[start of SUPPLIED ENTRIES]

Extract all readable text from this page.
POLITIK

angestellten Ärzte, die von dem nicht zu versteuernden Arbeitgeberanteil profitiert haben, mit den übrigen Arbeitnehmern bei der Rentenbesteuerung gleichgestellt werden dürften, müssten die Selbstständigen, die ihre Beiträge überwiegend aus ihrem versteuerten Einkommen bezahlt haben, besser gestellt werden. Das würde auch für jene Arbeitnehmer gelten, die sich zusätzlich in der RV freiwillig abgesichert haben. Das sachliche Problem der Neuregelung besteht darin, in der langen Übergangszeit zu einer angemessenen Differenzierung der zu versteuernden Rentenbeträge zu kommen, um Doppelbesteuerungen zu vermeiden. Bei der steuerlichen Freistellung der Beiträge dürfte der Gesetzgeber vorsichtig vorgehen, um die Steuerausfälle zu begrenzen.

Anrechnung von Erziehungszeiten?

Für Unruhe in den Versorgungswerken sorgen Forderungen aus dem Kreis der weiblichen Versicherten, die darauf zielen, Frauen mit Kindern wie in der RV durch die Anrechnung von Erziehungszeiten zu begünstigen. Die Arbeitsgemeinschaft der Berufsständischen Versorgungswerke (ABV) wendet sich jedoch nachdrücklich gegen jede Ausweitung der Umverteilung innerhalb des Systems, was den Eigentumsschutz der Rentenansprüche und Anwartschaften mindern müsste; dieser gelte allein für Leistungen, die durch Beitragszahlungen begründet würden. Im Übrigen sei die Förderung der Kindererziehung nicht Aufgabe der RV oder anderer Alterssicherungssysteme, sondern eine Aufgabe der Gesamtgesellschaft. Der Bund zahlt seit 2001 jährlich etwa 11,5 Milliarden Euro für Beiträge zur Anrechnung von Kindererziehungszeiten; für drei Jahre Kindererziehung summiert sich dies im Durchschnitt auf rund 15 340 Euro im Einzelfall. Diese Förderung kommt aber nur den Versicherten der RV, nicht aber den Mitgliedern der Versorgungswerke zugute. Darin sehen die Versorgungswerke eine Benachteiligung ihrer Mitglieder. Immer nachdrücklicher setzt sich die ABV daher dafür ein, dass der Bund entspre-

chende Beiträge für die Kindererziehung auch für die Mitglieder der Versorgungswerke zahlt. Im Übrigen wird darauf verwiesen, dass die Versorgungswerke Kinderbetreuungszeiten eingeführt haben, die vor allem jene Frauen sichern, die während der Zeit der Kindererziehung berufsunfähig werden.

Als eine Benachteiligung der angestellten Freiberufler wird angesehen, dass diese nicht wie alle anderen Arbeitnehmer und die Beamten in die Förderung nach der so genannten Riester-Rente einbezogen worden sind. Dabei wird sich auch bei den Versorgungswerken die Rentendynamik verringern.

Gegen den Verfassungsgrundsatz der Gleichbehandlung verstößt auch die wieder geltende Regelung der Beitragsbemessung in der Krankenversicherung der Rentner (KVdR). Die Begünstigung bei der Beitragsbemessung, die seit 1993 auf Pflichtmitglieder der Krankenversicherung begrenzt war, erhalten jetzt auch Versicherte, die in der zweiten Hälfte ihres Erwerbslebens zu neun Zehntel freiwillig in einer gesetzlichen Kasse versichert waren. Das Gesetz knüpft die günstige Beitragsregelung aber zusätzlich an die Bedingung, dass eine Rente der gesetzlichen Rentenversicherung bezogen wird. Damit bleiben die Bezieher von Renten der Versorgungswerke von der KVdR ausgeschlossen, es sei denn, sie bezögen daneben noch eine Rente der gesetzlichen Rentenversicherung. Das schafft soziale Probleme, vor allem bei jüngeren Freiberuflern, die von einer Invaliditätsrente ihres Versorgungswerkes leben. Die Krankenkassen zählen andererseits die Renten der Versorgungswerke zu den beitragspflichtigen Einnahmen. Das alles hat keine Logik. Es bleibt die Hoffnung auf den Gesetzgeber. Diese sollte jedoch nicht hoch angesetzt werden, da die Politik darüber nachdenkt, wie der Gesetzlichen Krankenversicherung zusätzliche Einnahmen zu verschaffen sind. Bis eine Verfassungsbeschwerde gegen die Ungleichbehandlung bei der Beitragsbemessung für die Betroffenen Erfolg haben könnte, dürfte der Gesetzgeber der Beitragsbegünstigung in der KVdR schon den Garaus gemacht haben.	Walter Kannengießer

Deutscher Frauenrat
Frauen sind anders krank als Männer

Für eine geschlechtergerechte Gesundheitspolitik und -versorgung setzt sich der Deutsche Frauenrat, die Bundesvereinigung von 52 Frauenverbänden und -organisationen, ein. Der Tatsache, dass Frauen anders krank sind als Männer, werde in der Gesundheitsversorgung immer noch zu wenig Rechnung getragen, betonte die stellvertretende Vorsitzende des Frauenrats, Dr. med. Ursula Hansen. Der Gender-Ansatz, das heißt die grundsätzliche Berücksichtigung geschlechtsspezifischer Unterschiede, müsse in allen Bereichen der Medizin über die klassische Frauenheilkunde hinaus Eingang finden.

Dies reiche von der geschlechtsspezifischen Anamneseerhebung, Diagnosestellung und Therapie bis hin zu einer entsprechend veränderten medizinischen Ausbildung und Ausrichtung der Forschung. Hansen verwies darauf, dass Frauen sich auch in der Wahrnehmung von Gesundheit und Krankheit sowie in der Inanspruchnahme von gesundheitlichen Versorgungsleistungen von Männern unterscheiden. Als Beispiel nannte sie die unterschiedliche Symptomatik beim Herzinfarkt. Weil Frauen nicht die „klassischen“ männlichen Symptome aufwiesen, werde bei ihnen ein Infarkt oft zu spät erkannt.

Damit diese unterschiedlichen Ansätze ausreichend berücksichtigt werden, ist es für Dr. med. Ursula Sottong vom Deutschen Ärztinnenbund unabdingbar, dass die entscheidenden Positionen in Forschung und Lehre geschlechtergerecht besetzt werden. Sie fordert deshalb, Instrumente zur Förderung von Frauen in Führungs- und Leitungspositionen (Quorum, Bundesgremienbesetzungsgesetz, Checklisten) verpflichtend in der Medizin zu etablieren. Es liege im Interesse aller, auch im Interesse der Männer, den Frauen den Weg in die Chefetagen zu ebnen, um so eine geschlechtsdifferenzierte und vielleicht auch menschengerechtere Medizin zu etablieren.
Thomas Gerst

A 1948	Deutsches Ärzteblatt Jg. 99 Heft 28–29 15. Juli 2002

[end of SUPPLIED ENTRIES]

▸ WORK INSTRUCTIONS: Where a line above contains the word "Frauenrat", copy that line.

▸ TASK RESULT:
Deutscher Frauenrat
Für eine geschlechtergerechte Gesundheitspolitik und -versorgung setzt sich der Deutsche Frauenrat, die Bundesvereinigung von 52 Frauenverbänden und -organisationen, ein. Der Tatsache, dass Frauen anders krank sind als Männer, werde in der Gesundheitsversorgung immer noch zu wenig Rechnung getragen, betonte die stellvertretende Vorsitzende des Frauenrats, Dr. med. Ursula Hansen. Der Gender-Ansatz, das heißt die grundsätzliche Berücksichtigung geschlechtsspezifischer Unterschiede, müsse in allen Bereichen der Medizin über die klassische Frauenheilkunde hinaus Eingang finden.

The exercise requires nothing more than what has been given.